* Material for this task:
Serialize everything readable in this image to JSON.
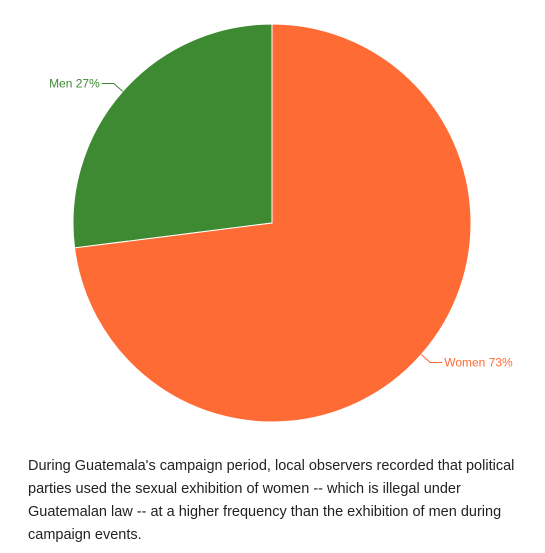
{
  "chart_data": {
    "type": "pie",
    "categories": [
      "Men",
      "Women"
    ],
    "values": [
      27,
      73
    ],
    "labels": [
      "Men 27%",
      "Women 73%"
    ],
    "colors": [
      "#3d8a32",
      "#ff6b35"
    ]
  },
  "caption": "During Guatemala's campaign period, local observers recorded that political parties used the sexual exhibition of women -- which is illegal under Guatemalan law -- at a higher frequency than the exhibition of men during campaign events."
}
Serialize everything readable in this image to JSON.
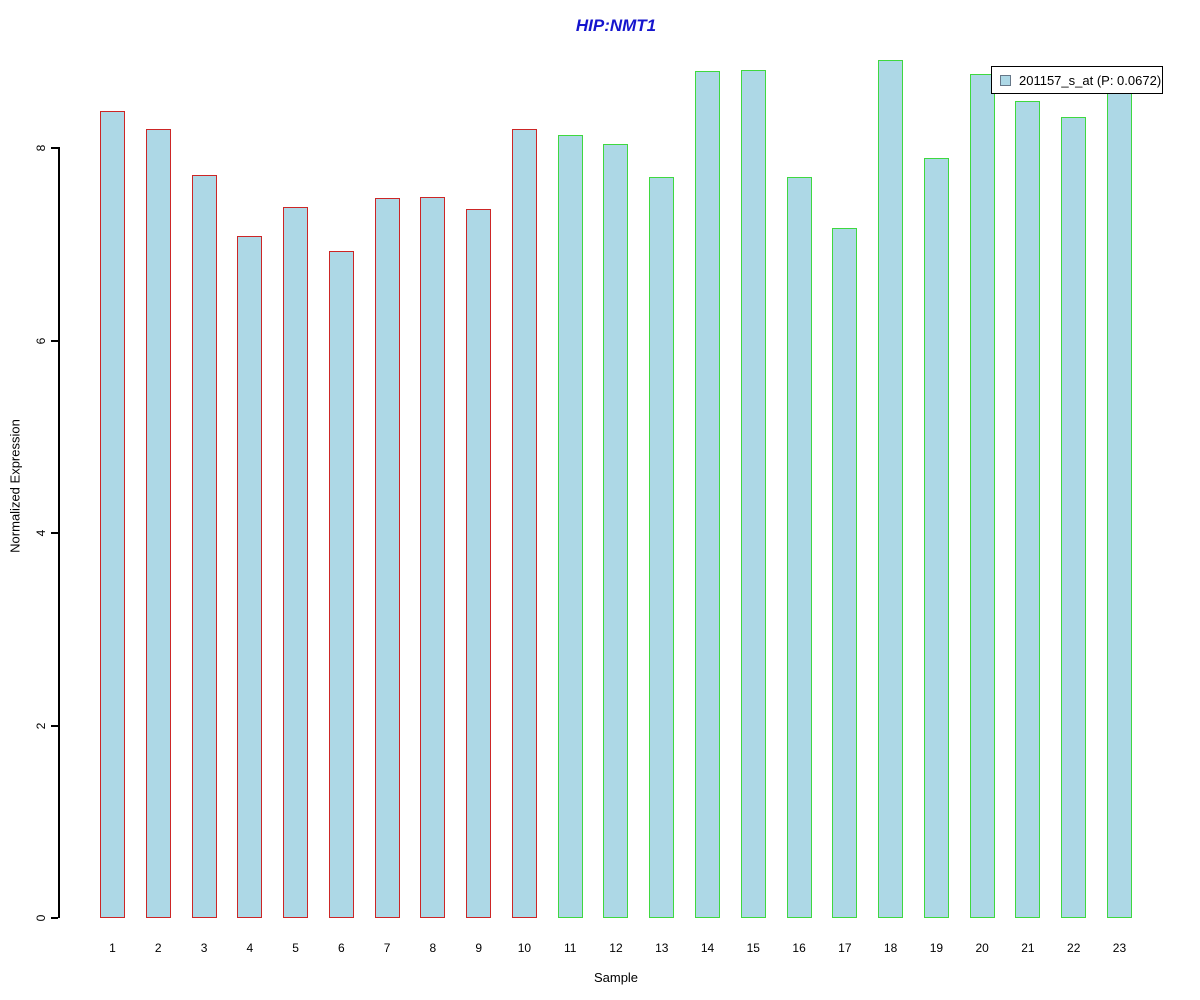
{
  "colors": {
    "background": "#FFFFFF",
    "title_text": "#1515CD",
    "axis": "#000000",
    "bar_fill": "#ADD8E6",
    "group1_border": "#CC2626",
    "group2_border": "#3FD83F",
    "legend_border": "#000000",
    "legend_swatch_border": "#667788",
    "legend_swatch_fill": "#ADD8E6"
  },
  "legend": {
    "label": "201157_s_at (P: 0.0672)",
    "probe": "201157_s_at",
    "p_value": "0.0672",
    "position": "top-right"
  },
  "chart_data": {
    "type": "bar",
    "title": "HIP:NMT1",
    "xlabel": "Sample",
    "ylabel": "Normalized Expression",
    "ylim": [
      0,
      9.2
    ],
    "yticks": [
      0,
      2,
      4,
      6,
      8
    ],
    "grid": false,
    "legend_position": "top-right",
    "categories": [
      "1",
      "2",
      "3",
      "4",
      "5",
      "6",
      "7",
      "8",
      "9",
      "10",
      "11",
      "12",
      "13",
      "14",
      "15",
      "16",
      "17",
      "18",
      "19",
      "20",
      "21",
      "22",
      "23"
    ],
    "series": [
      {
        "name": "201157_s_at (P: 0.0672)",
        "values": [
          8.38,
          8.2,
          7.72,
          7.09,
          7.39,
          6.93,
          7.48,
          7.49,
          7.37,
          8.2,
          8.13,
          8.04,
          7.7,
          8.8,
          8.81,
          7.7,
          7.17,
          8.91,
          7.9,
          8.77,
          8.49,
          8.32,
          8.62
        ]
      }
    ],
    "bar_fill": "#ADD8E6",
    "bar_groups": [
      {
        "samples": "1-10",
        "count": 10,
        "border_color": "#CC2626"
      },
      {
        "samples": "11-23",
        "count": 13,
        "border_color": "#3FD83F"
      }
    ]
  }
}
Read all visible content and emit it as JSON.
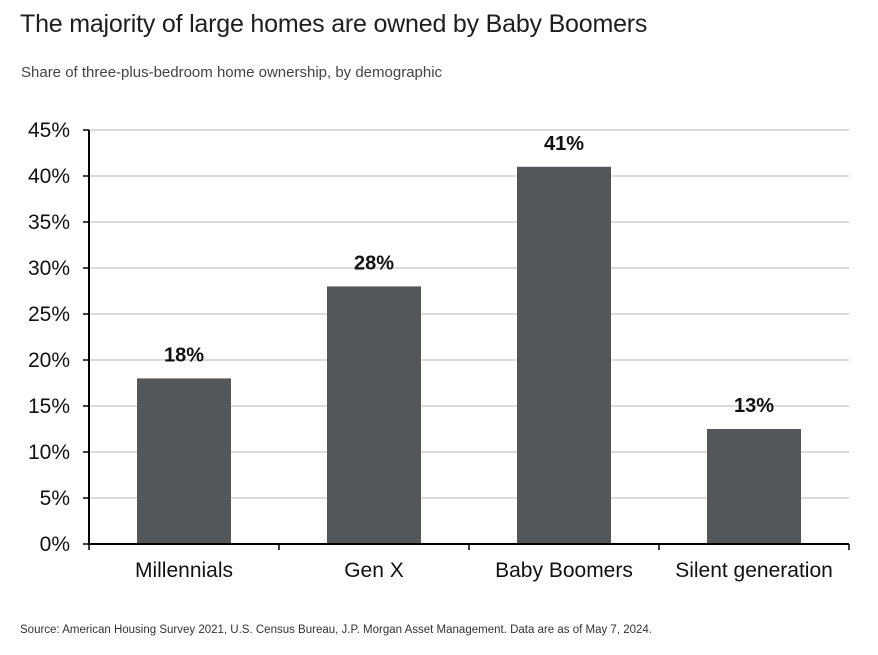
{
  "header": {
    "title": "The majority of large homes are owned by Baby Boomers",
    "subtitle": "Share of three-plus-bedroom home ownership, by demographic"
  },
  "footer": {
    "source": "Source: American Housing Survey 2021, U.S. Census Bureau, J.P. Morgan Asset Management. Data are as of May 7, 2024."
  },
  "colors": {
    "bar": "#54575a",
    "grid": "#c8c8c8",
    "axis": "#000000"
  },
  "chart_data": {
    "type": "bar",
    "title": "The majority of large homes are owned by Baby Boomers",
    "subtitle": "Share of three-plus-bedroom home ownership, by demographic",
    "xlabel": "",
    "ylabel": "",
    "categories": [
      "Millennials",
      "Gen X",
      "Baby Boomers",
      "Silent generation"
    ],
    "values": [
      18,
      28,
      41,
      12.5
    ],
    "data_labels": [
      "18%",
      "28%",
      "41%",
      "13%"
    ],
    "ylim": [
      0,
      45
    ],
    "y_ticks": [
      0,
      5,
      10,
      15,
      20,
      25,
      30,
      35,
      40,
      45
    ],
    "y_tick_labels": [
      "0%",
      "5%",
      "10%",
      "15%",
      "20%",
      "25%",
      "30%",
      "35%",
      "40%",
      "45%"
    ],
    "grid": true,
    "legend": "none"
  }
}
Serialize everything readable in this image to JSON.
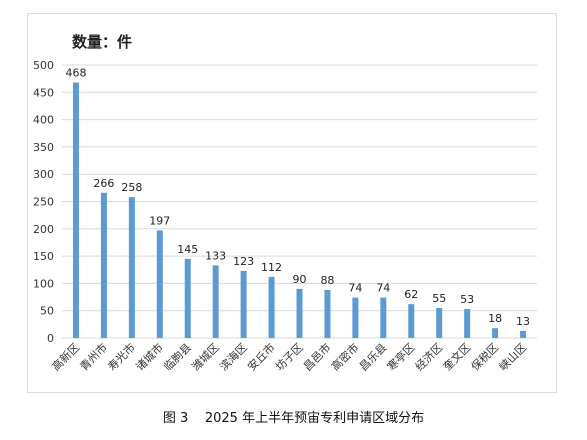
{
  "chart_data": {
    "type": "bar",
    "unit_label": "数量：件",
    "categories": [
      "高新区",
      "青州市",
      "寿光市",
      "诸城市",
      "临朐县",
      "潍城区",
      "滨海区",
      "安丘市",
      "坊子区",
      "昌邑市",
      "高密市",
      "昌乐县",
      "寒亭区",
      "经济区",
      "奎文区",
      "保税区",
      "峡山区"
    ],
    "values": [
      468,
      266,
      258,
      197,
      145,
      133,
      123,
      112,
      90,
      88,
      74,
      74,
      62,
      55,
      53,
      18,
      13
    ],
    "ylim": [
      0,
      500
    ],
    "yticks": [
      "0",
      "50",
      "100",
      "150",
      "200",
      "250",
      "300",
      "350",
      "400",
      "450",
      "500"
    ],
    "grid": true,
    "bar_color": "#5b9bd5",
    "grid_color": "#d9d9d9"
  },
  "caption": "图 3    2025 年上半年预宙专利申请区域分布"
}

* What you are asked to do: Extract each line holding the string "demographic".

* Solution to this exercise:
    "subtitle": "Share of three-plus-bedroom home ownership, by demographic"
    "subtitle": "Share of three-plus-bedroom home ownership, by demographic",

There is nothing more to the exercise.